EXERCISE REQUIREMENTS ->
Nothing may be dropped or altered: reproduce all the data.
** Begin DATA FOR THIS EXERCISE **
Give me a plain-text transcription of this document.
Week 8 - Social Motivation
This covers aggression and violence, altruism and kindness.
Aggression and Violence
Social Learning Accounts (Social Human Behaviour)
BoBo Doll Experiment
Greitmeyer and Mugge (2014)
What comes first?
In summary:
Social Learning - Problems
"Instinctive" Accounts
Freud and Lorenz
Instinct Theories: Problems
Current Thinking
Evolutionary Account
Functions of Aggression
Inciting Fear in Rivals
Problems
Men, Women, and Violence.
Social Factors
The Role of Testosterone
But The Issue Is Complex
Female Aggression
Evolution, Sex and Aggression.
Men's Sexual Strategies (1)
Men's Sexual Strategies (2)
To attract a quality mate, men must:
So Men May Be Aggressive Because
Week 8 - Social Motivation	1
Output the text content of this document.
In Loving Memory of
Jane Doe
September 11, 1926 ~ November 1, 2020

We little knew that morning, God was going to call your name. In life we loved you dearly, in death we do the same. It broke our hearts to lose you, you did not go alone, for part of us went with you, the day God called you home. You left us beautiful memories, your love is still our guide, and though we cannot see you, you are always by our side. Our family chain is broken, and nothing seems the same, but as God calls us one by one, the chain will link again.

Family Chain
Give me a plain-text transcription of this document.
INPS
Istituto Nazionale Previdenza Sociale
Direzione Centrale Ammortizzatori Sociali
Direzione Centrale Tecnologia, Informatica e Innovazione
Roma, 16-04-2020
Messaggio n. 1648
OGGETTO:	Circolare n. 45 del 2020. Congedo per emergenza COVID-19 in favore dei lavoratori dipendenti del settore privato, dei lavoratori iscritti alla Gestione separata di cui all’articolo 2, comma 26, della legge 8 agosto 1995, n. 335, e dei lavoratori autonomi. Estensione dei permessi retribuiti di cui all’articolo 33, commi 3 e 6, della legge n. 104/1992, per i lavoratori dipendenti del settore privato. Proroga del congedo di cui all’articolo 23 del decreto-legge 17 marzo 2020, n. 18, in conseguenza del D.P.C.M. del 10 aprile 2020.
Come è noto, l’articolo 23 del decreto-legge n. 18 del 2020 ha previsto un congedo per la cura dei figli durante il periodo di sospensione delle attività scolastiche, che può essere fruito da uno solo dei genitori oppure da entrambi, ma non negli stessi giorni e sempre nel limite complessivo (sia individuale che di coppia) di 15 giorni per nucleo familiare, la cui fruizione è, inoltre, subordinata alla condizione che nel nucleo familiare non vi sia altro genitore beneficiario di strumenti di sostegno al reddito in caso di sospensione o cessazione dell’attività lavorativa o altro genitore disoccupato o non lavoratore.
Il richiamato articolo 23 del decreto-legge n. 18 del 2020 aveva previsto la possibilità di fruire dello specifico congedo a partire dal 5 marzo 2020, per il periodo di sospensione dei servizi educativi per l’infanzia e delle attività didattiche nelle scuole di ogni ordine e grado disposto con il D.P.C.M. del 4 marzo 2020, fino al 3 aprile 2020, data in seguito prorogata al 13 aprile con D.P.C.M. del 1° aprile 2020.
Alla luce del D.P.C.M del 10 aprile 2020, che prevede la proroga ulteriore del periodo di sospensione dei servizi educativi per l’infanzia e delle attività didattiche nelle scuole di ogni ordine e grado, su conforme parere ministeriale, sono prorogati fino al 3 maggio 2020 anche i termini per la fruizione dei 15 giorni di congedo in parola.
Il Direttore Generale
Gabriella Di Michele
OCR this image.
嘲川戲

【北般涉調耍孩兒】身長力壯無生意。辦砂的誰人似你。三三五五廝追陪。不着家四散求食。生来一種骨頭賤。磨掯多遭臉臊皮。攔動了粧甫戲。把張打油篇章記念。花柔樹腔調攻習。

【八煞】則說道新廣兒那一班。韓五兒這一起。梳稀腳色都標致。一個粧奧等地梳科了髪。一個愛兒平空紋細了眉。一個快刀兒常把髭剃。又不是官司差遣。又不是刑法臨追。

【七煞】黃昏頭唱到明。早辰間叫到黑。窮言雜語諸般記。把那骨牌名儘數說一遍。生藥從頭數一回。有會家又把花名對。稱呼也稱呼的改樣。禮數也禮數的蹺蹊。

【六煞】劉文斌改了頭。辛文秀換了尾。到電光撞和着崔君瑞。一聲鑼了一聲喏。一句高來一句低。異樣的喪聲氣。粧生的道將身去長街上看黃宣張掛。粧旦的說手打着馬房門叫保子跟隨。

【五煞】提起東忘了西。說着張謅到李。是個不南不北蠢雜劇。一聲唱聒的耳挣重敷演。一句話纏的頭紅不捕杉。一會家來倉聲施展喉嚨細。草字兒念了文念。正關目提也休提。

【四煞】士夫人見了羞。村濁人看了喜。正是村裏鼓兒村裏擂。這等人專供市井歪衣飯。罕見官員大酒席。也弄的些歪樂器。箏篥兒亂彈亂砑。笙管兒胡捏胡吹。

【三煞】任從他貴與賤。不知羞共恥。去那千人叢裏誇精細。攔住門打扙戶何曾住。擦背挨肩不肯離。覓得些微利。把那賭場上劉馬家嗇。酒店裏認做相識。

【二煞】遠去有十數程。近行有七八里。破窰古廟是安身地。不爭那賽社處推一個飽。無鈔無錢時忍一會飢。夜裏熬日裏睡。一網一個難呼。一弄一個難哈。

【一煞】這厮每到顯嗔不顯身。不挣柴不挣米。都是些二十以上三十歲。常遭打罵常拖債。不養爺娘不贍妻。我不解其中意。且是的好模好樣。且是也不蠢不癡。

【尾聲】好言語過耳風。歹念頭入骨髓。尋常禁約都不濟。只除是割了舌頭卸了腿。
** End DATA FOR THIS EXERCISE **
REPLY ->
Give me a plain-text transcription of this document.
Week 8 - Social Motivation
This covers aggression and violence, altruism and kindness.
Aggression and Violence
Social Learning Accounts (Social Human Behaviour)
BoBo Doll Experiment
Greitmeyer and Mugge (2014)
What comes first?
In summary:
Social Learning - Problems
"Instinctive" Accounts
Freud and Lorenz
Instinct Theories: Problems
Current Thinking
Evolutionary Account
Functions of Aggression
Inciting Fear in Rivals
Problems
Men, Women, and Violence.
Social Factors
The Role of Testosterone
But The Issue Is Complex
Female Aggression
Evolution, Sex and Aggression.
Men's Sexual Strategies (1)
Men's Sexual Strategies (2)
To attract a quality mate, men must:
So Men May Be Aggressive Because
Week 8 - Social Motivation	1
Output the text content of this document.
In Loving Memory of
Jane Doe
September 11, 1926 ~ November 1, 2020

We little knew that morning, God was going to call your name. In life we loved you dearly, in death we do the same. It broke our hearts to lose you, you did not go alone, for part of us went with you, the day God called you home. You left us beautiful memories, your love is still our guide, and though we cannot see you, you are always by our side. Our family chain is broken, and nothing seems the same, but as God calls us one by one, the chain will link again.

Family Chain
Give me a plain-text transcription of this document.
INPS
Istituto Nazionale Previdenza Sociale
Direzione Centrale Ammortizzatori Sociali
Direzione Centrale Tecnologia, Informatica e Innovazione
Roma, 16-04-2020
Messaggio n. 1648
OGGETTO:	Circolare n. 45 del 2020. Congedo per emergenza COVID-19 in favore dei lavoratori dipendenti del settore privato, dei lavoratori iscritti alla Gestione separata di cui all’articolo 2, comma 26, della legge 8 agosto 1995, n. 335, e dei lavoratori autonomi. Estensione dei permessi retribuiti di cui all’articolo 33, commi 3 e 6, della legge n. 104/1992, per i lavoratori dipendenti del settore privato. Proroga del congedo di cui all’articolo 23 del decreto-legge 17 marzo 2020, n. 18, in conseguenza del D.P.C.M. del 10 aprile 2020.
Come è noto, l’articolo 23 del decreto-legge n. 18 del 2020 ha previsto un congedo per la cura dei figli durante il periodo di sospensione delle attività scolastiche, che può essere fruito da uno solo dei genitori oppure da entrambi, ma non negli stessi giorni e sempre nel limite complessivo (sia individuale che di coppia) di 15 giorni per nucleo familiare, la cui fruizione è, inoltre, subordinata alla condizione che nel nucleo familiare non vi sia altro genitore beneficiario di strumenti di sostegno al reddito in caso di sospensione o cessazione dell’attività lavorativa o altro genitore disoccupato o non lavoratore.
Il richiamato articolo 23 del decreto-legge n. 18 del 2020 aveva previsto la possibilità di fruire dello specifico congedo a partire dal 5 marzo 2020, per il periodo di sospensione dei servizi educativi per l’infanzia e delle attività didattiche nelle scuole di ogni ordine e grado disposto con il D.P.C.M. del 4 marzo 2020, fino al 3 aprile 2020, data in seguito prorogata al 13 aprile con D.P.C.M. del 1° aprile 2020.
Alla luce del D.P.C.M del 10 aprile 2020, che prevede la proroga ulteriore del periodo di sospensione dei servizi educativi per l’infanzia e delle attività didattiche nelle scuole di ogni ordine e grado, su conforme parere ministeriale, sono prorogati fino al 3 maggio 2020 anche i termini per la fruizione dei 15 giorni di congedo in parola.
Il Direttore Generale
Gabriella Di Michele
OCR this image.
嘲川戲

【北般涉調耍孩兒】身長力壯無生意。辦砂的誰人似你。三三五五廝追陪。不着家四散求食。生来一種骨頭賤。磨掯多遭臉臊皮。攔動了粧甫戲。把張打油篇章記念。花柔樹腔調攻習。

【八煞】則說道新廣兒那一班。韓五兒這一起。梳稀腳色都標致。一個粧奧等地梳科了髪。一個愛兒平空紋細了眉。一個快刀兒常把髭剃。又不是官司差遣。又不是刑法臨追。

【七煞】黃昏頭唱到明。早辰間叫到黑。窮言雜語諸般記。把那骨牌名儘數說一遍。生藥從頭數一回。有會家又把花名對。稱呼也稱呼的改樣。禮數也禮數的蹺蹊。

【六煞】劉文斌改了頭。辛文秀換了尾。到電光撞和着崔君瑞。一聲鑼了一聲喏。一句高來一句低。異樣的喪聲氣。粧生的道將身去長街上看黃宣張掛。粧旦的說手打着馬房門叫保子跟隨。

【五煞】提起東忘了西。說着張謅到李。是個不南不北蠢雜劇。一聲唱聒的耳挣重敷演。一句話纏的頭紅不捕杉。一會家來倉聲施展喉嚨細。草字兒念了文念。正關目提也休提。

【四煞】士夫人見了羞。村濁人看了喜。正是村裏鼓兒村裏擂。這等人專供市井歪衣飯。罕見官員大酒席。也弄的些歪樂器。箏篥兒亂彈亂砑。笙管兒胡捏胡吹。

【三煞】任從他貴與賤。不知羞共恥。去那千人叢裏誇精細。攔住門打扙戶何曾住。擦背挨肩不肯離。覓得些微利。把那賭場上劉馬家嗇。酒店裏認做相識。

【二煞】遠去有十數程。近行有七八里。破窰古廟是安身地。不爭那賽社處推一個飽。無鈔無錢時忍一會飢。夜裏熬日裏睡。一網一個難呼。一弄一個難哈。

【一煞】這厮每到顯嗔不顯身。不挣柴不挣米。都是些二十以上三十歲。常遭打罵常拖債。不養爺娘不贍妻。我不解其中意。且是的好模好樣。且是也不蠢不癡。

【尾聲】好言語過耳風。歹念頭入骨髓。尋常禁約都不濟。只除是割了舌頭卸了腿。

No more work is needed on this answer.